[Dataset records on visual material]
◇ ◇ ◇ ◇ ◇ ◇ ◇

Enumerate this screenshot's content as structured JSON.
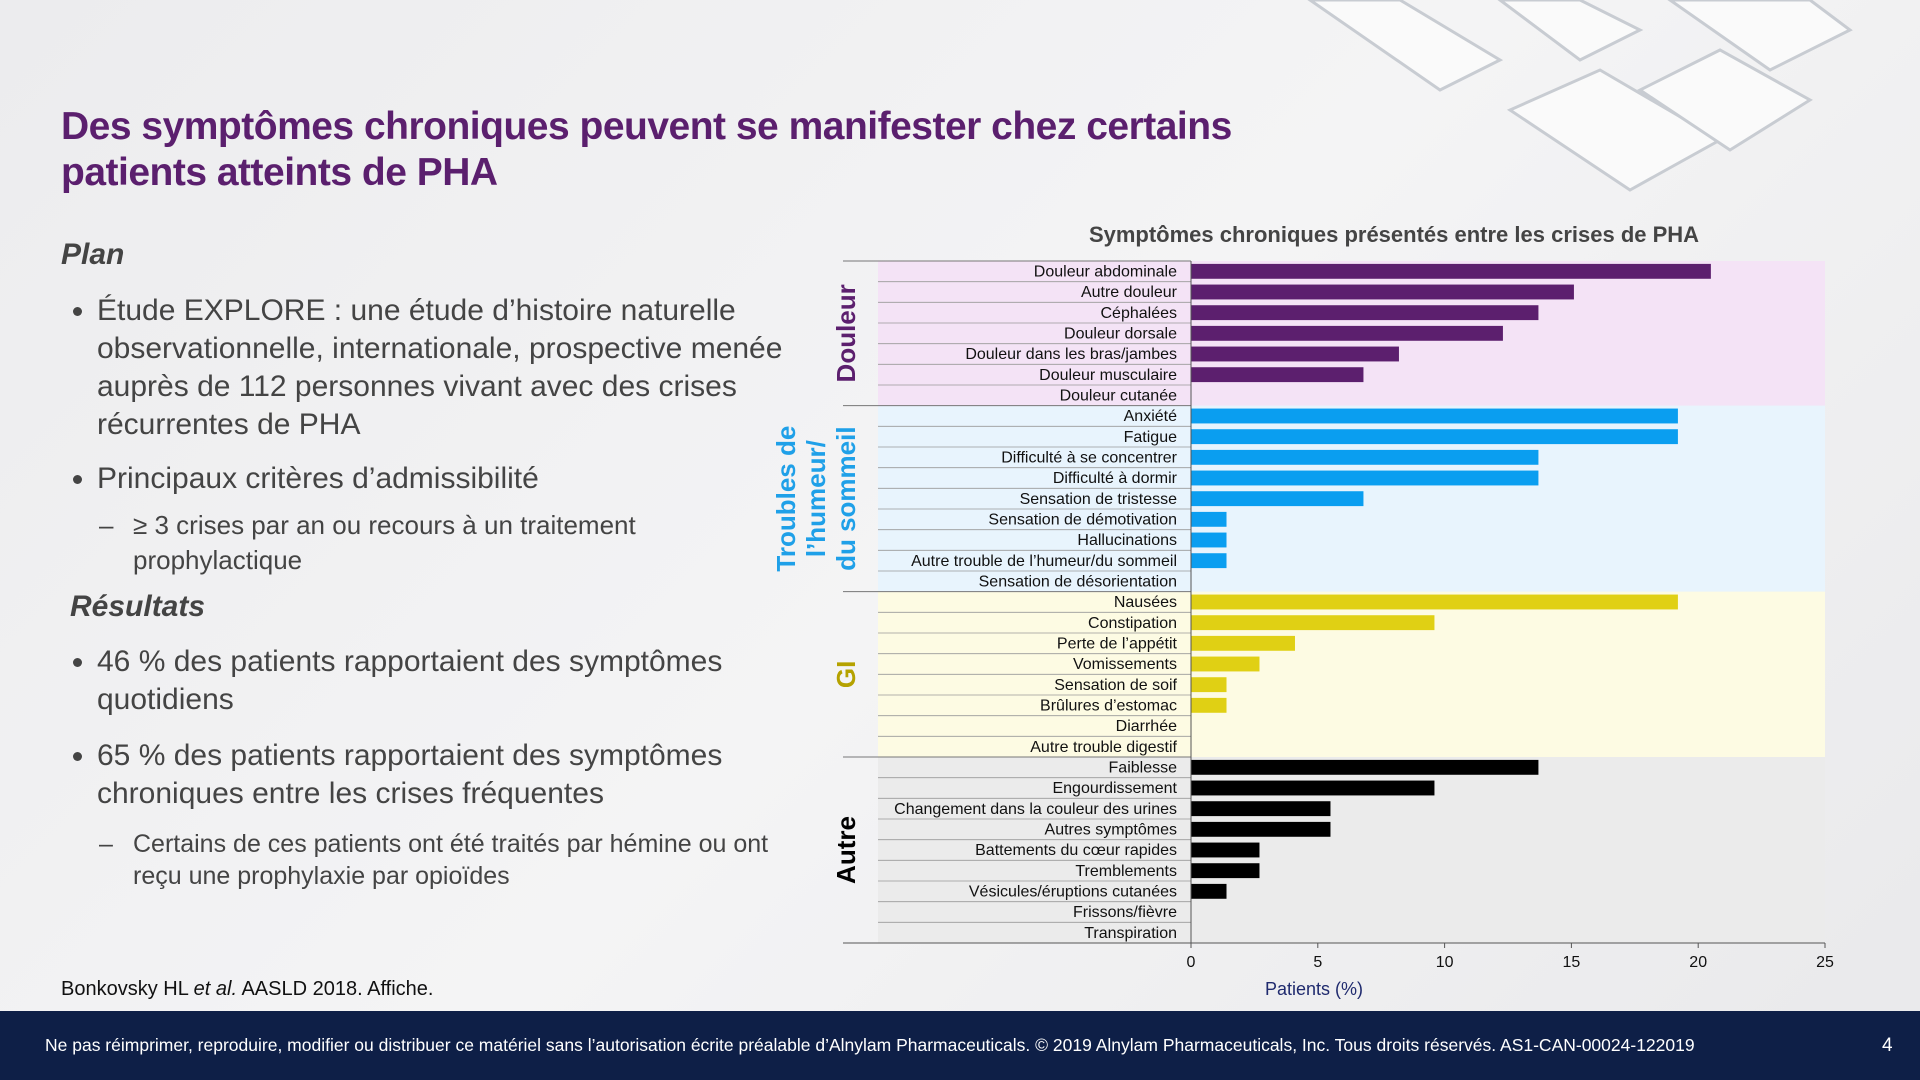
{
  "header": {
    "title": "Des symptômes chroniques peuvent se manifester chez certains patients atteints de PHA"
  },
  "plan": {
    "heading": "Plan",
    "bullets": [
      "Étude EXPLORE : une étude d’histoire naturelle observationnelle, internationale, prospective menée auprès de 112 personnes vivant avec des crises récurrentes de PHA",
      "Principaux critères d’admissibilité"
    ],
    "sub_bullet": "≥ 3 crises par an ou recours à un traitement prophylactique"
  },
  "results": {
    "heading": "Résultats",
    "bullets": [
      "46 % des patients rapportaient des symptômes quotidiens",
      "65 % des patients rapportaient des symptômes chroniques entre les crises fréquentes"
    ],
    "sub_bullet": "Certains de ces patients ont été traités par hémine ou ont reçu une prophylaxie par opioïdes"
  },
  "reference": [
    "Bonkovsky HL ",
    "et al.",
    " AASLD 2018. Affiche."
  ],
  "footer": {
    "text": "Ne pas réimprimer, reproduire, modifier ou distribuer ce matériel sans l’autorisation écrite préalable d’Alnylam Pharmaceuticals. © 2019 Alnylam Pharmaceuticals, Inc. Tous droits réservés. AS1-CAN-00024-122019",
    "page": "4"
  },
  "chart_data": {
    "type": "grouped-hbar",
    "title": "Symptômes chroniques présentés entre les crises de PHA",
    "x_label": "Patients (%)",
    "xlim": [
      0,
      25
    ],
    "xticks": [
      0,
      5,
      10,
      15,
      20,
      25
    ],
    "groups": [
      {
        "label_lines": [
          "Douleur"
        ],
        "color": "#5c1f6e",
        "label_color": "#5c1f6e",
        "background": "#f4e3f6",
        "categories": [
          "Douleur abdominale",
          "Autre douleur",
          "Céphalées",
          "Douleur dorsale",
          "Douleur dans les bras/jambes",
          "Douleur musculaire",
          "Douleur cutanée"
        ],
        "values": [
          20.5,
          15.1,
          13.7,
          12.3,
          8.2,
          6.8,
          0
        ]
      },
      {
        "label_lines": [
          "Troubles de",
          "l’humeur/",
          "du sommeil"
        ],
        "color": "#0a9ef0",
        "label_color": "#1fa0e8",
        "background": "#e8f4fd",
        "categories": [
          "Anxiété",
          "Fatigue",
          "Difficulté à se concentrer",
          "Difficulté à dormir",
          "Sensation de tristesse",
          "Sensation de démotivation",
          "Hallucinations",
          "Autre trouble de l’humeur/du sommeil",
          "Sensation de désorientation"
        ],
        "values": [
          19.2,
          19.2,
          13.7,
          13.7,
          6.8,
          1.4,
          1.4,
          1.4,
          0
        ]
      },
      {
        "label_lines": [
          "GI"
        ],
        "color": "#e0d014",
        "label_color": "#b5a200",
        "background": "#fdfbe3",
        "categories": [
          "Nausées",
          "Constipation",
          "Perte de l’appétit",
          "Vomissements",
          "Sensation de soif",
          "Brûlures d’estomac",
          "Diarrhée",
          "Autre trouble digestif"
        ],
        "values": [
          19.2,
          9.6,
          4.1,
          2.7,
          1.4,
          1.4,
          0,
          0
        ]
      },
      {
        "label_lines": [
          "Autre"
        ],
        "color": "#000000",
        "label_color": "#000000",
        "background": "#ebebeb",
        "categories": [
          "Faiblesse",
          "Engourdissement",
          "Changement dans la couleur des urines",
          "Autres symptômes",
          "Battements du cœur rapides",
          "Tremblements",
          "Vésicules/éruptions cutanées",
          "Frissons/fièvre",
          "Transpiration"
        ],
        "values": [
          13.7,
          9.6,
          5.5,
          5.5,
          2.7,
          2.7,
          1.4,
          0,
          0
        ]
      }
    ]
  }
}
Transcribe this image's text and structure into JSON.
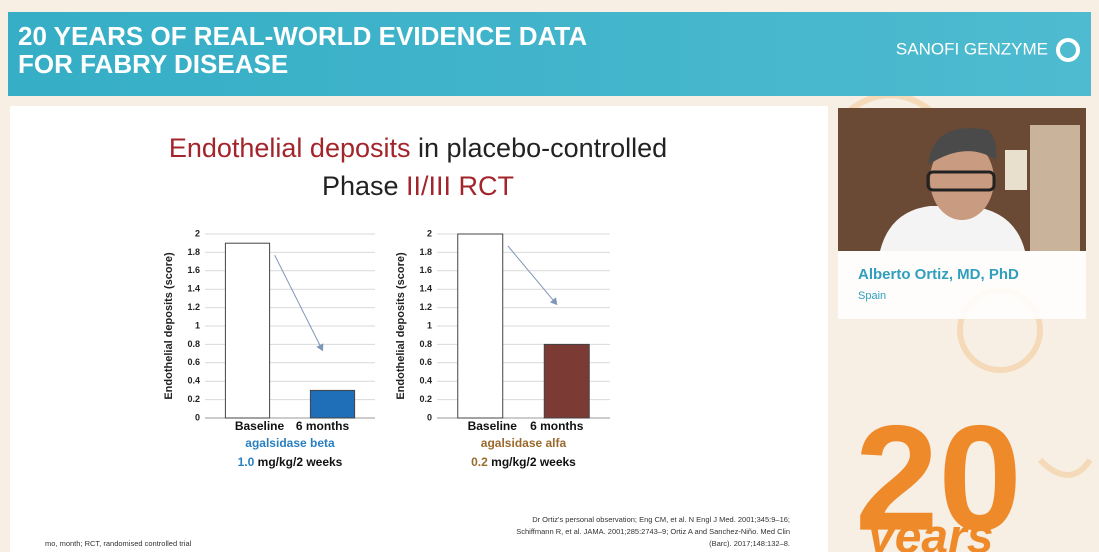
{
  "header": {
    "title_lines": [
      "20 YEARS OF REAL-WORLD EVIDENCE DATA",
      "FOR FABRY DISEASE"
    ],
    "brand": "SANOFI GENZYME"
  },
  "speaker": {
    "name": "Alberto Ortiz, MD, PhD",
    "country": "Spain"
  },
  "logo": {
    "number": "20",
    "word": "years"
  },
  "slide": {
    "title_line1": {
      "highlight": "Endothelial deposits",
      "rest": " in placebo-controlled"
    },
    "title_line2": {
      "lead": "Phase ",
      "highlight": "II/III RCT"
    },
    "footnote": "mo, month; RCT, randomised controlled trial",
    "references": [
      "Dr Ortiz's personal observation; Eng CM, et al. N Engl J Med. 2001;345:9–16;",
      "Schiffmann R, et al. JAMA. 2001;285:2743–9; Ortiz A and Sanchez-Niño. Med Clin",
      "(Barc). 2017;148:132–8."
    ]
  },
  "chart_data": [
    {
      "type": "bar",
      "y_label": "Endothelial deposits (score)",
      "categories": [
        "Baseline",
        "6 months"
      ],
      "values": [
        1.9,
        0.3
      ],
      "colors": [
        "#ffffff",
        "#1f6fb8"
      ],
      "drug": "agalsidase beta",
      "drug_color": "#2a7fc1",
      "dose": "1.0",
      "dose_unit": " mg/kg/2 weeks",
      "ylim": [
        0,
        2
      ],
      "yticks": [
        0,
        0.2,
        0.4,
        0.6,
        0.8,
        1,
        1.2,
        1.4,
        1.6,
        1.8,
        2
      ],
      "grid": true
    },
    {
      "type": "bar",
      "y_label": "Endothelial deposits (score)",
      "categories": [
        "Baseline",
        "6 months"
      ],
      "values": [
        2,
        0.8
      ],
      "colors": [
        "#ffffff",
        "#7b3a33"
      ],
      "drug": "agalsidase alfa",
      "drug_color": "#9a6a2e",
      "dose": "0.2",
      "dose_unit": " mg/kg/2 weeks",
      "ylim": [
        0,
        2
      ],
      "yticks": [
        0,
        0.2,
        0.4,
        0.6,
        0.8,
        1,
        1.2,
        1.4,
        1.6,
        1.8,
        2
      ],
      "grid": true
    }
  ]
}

◇ ◇ ◇ ◇ ◇ ◇ ◇

▶ Task to carry out
Copy the entries above exactly from the line with "Transcribe this image's" down to their last line, both ends included. Do not copy any pictures.

▶ Reply
Transcribe this image's text and structure into JSON.
{
  "header": {
    "title_lines": [
      "20 YEARS OF REAL-WORLD EVIDENCE DATA",
      "FOR FABRY DISEASE"
    ],
    "brand": "SANOFI GENZYME"
  },
  "speaker": {
    "name": "Alberto Ortiz, MD, PhD",
    "country": "Spain"
  },
  "logo": {
    "number": "20",
    "word": "years"
  },
  "slide": {
    "title_line1": {
      "highlight": "Endothelial deposits",
      "rest": " in placebo-controlled"
    },
    "title_line2": {
      "lead": "Phase ",
      "highlight": "II/III RCT"
    },
    "footnote": "mo, month; RCT, randomised controlled trial",
    "references": [
      "Dr Ortiz's personal observation; Eng CM, et al. N Engl J Med. 2001;345:9–16;",
      "Schiffmann R, et al. JAMA. 2001;285:2743–9; Ortiz A and Sanchez-Niño. Med Clin",
      "(Barc). 2017;148:132–8."
    ]
  },
  "chart_data": [
    {
      "type": "bar",
      "y_label": "Endothelial deposits (score)",
      "categories": [
        "Baseline",
        "6 months"
      ],
      "values": [
        1.9,
        0.3
      ],
      "colors": [
        "#ffffff",
        "#1f6fb8"
      ],
      "drug": "agalsidase beta",
      "drug_color": "#2a7fc1",
      "dose": "1.0",
      "dose_unit": " mg/kg/2 weeks",
      "ylim": [
        0,
        2
      ],
      "yticks": [
        0,
        0.2,
        0.4,
        0.6,
        0.8,
        1,
        1.2,
        1.4,
        1.6,
        1.8,
        2
      ],
      "grid": true
    },
    {
      "type": "bar",
      "y_label": "Endothelial deposits (score)",
      "categories": [
        "Baseline",
        "6 months"
      ],
      "values": [
        2,
        0.8
      ],
      "colors": [
        "#ffffff",
        "#7b3a33"
      ],
      "drug": "agalsidase alfa",
      "drug_color": "#9a6a2e",
      "dose": "0.2",
      "dose_unit": " mg/kg/2 weeks",
      "ylim": [
        0,
        2
      ],
      "yticks": [
        0,
        0.2,
        0.4,
        0.6,
        0.8,
        1,
        1.2,
        1.4,
        1.6,
        1.8,
        2
      ],
      "grid": true
    }
  ]
}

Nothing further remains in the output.